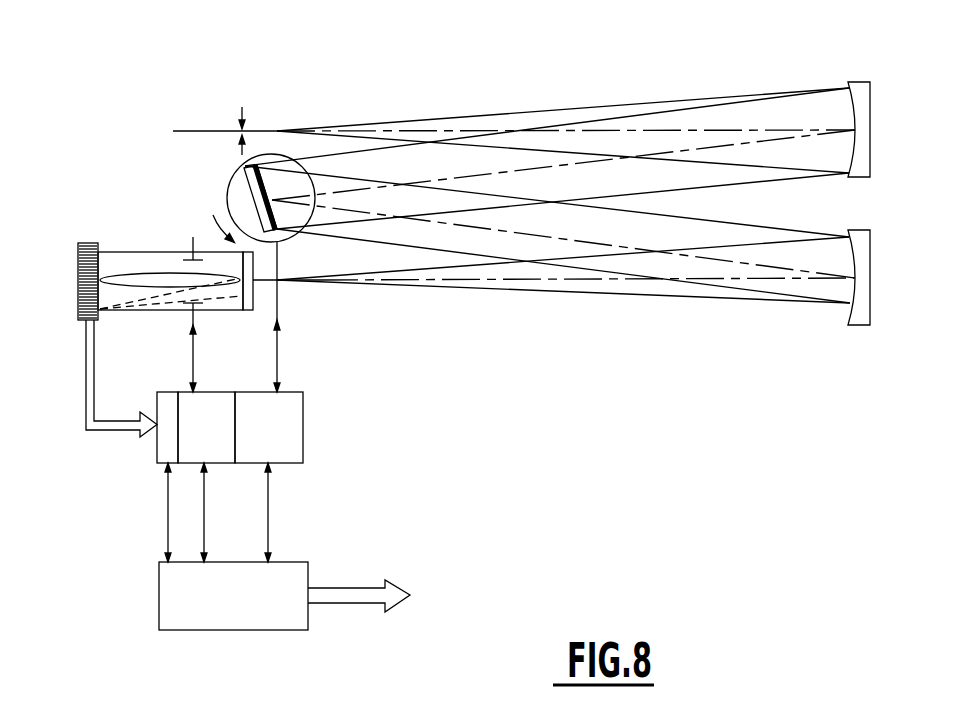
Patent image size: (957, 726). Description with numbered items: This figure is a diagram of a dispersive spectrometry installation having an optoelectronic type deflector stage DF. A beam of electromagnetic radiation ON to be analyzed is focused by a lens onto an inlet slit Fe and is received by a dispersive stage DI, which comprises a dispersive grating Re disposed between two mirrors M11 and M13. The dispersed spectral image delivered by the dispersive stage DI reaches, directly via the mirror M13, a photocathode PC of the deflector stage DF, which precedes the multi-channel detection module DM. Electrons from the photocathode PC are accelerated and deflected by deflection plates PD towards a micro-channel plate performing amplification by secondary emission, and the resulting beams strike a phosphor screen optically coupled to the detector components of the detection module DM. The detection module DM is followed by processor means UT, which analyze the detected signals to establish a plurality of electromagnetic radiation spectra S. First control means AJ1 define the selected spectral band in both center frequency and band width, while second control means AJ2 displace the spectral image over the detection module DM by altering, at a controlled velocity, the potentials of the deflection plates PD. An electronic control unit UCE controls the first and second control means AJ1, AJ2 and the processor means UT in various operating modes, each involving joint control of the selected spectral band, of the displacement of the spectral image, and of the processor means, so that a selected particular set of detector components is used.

==========

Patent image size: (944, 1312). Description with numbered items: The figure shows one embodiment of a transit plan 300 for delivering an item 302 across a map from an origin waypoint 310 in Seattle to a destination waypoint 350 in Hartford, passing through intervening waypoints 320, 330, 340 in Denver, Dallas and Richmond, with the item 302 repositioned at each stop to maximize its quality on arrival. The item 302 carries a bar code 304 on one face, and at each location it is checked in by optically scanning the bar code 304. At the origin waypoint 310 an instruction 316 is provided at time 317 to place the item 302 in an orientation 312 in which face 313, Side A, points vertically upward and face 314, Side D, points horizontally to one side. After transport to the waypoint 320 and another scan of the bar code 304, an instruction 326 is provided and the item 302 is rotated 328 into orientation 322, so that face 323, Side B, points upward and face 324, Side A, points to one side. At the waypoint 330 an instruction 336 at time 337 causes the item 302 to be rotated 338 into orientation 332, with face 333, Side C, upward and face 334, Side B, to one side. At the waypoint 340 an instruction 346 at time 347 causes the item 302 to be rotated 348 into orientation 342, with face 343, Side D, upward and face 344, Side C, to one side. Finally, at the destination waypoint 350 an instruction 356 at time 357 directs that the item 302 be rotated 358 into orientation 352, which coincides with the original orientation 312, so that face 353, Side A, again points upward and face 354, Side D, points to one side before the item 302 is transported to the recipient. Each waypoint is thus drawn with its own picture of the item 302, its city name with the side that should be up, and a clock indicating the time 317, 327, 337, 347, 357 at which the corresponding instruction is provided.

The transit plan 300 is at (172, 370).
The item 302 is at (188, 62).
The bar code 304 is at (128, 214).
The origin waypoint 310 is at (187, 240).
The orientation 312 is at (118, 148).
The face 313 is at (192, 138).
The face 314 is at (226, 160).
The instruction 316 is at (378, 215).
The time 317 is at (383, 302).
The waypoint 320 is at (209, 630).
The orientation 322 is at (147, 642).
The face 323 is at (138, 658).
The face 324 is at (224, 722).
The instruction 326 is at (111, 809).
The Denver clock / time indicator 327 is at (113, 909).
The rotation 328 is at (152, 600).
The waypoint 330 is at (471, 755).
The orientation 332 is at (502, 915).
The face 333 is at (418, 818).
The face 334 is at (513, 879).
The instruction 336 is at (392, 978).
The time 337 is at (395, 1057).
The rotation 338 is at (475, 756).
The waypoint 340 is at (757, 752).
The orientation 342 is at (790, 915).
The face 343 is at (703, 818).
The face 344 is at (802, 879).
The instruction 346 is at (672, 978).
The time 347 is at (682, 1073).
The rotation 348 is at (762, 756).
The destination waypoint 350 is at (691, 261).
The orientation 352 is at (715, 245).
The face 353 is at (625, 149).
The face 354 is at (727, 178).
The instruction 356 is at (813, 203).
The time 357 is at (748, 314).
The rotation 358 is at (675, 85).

==========

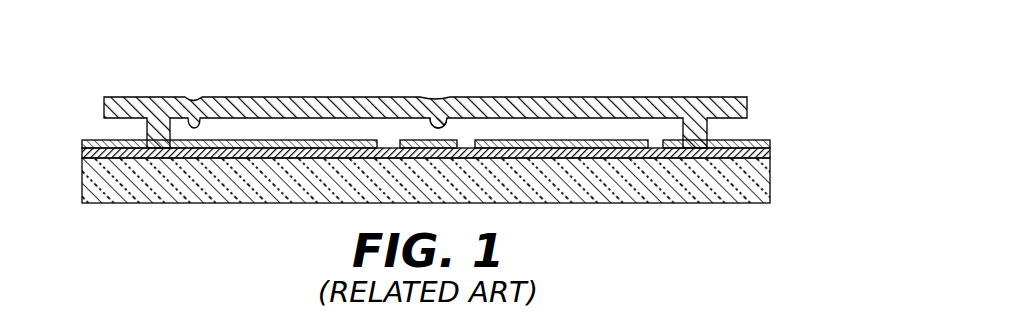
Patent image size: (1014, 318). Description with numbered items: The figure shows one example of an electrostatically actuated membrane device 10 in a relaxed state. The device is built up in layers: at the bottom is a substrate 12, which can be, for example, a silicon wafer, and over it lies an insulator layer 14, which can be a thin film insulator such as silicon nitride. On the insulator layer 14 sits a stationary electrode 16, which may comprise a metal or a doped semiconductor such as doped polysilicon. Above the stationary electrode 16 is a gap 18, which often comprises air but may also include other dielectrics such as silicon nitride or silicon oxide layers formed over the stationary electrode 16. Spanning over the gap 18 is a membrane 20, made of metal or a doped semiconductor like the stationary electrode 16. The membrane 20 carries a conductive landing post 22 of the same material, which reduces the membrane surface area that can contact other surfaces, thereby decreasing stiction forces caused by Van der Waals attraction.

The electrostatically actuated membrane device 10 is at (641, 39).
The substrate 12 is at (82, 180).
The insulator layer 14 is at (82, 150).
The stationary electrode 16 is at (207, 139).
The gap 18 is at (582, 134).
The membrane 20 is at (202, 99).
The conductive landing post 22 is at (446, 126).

==========

Exercise:
Gather every line of the records that contains the word "device", matching case exactly, and copy each one.

Expected answer:
Patent image size: (1014, 318). Description with numbered items: The figure shows one example of an electrostatically actuated membrane device 10 in a relaxed state. The device is built up in layers: at the bottom is a substrate 12, which can be, for example, a silicon wafer, and over it lies an insulator layer 14, which can be a thin film insulator such as silicon nitride. On the insulator layer 14 sits a stationary electrode 16, which may comprise a metal or a doped semiconductor such as doped polysilicon. Above the stationary electrode 16 is a gap 18, which often comprises air but may also include other dielectrics such as silicon nitride or silicon oxide layers formed over the stationary electrode 16. Spanning over the gap 18 is a membrane 20, made of metal or a doped semiconductor like the stationary electrode 16. The membrane 20 carries a conductive landing post 22 of the same material, which reduces the membrane surface area that can contact other surfaces, thereby decreasing stiction forces caused by Van der Waals attraction.
The electrostatically actuated membrane device 10 is at (641, 39).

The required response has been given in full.